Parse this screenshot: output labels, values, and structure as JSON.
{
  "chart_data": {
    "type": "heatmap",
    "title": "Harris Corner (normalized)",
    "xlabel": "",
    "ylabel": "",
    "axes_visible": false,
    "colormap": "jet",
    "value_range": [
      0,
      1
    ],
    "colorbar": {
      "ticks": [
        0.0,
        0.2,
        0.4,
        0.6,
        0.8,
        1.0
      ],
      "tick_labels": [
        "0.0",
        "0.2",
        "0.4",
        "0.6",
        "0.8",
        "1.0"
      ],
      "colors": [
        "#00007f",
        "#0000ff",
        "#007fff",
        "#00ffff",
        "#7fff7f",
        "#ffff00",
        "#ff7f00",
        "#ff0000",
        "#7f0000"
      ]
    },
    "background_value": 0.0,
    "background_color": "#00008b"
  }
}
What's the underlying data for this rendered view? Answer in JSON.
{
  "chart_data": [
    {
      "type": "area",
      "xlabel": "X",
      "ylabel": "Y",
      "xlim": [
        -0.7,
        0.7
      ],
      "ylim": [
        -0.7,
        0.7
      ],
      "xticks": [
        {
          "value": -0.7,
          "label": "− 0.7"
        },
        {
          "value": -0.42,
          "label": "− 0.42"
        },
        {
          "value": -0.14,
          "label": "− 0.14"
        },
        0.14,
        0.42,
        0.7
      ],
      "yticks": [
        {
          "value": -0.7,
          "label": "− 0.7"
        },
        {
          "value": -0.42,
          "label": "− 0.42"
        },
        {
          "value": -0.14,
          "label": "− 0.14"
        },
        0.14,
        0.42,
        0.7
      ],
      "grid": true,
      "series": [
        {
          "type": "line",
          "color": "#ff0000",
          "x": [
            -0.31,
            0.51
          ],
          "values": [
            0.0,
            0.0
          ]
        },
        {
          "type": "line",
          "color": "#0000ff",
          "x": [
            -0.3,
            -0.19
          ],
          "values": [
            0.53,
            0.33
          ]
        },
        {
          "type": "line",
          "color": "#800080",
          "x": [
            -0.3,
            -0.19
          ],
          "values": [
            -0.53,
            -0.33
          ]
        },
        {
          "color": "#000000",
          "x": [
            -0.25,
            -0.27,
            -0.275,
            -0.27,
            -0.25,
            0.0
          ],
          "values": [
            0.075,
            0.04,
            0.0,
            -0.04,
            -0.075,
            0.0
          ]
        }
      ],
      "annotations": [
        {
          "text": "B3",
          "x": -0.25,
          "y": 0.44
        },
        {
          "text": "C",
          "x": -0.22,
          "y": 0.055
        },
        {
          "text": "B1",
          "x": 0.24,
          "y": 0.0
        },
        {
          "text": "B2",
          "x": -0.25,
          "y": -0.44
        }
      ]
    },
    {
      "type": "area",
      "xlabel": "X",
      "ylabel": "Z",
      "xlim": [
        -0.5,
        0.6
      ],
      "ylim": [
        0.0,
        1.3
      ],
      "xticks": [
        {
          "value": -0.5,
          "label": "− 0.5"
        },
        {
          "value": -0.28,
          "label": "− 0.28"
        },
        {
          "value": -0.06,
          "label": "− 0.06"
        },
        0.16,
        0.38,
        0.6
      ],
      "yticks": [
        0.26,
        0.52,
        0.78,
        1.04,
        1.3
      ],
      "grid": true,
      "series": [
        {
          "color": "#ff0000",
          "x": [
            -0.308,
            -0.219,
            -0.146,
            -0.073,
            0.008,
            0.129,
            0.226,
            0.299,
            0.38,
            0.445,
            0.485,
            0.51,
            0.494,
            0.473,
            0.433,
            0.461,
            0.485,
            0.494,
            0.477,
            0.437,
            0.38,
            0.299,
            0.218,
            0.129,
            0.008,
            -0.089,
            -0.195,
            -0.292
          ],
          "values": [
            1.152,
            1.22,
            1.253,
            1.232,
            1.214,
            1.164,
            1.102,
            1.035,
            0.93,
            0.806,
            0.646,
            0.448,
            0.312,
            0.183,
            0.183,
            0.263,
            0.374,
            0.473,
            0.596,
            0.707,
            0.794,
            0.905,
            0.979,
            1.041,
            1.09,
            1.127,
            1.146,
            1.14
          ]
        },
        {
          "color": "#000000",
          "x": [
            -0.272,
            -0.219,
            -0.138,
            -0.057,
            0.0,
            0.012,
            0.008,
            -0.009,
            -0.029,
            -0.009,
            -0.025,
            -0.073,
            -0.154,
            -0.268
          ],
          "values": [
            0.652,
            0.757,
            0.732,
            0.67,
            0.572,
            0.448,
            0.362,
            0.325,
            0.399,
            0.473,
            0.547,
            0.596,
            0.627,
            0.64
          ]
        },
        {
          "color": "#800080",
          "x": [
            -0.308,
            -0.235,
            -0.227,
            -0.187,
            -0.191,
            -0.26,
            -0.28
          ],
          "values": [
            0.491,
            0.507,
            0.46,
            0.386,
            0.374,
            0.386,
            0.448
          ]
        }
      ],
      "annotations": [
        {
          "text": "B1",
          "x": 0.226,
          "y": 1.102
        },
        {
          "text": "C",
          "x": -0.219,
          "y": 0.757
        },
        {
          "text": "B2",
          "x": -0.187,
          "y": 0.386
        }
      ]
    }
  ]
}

──────

To do
Where a line holds "this", copy that line.

Answer to the task
Parse this screenshot: output labels, values, and structure as JSON.
What's the underlying data for this rendered view? Answer in JSON.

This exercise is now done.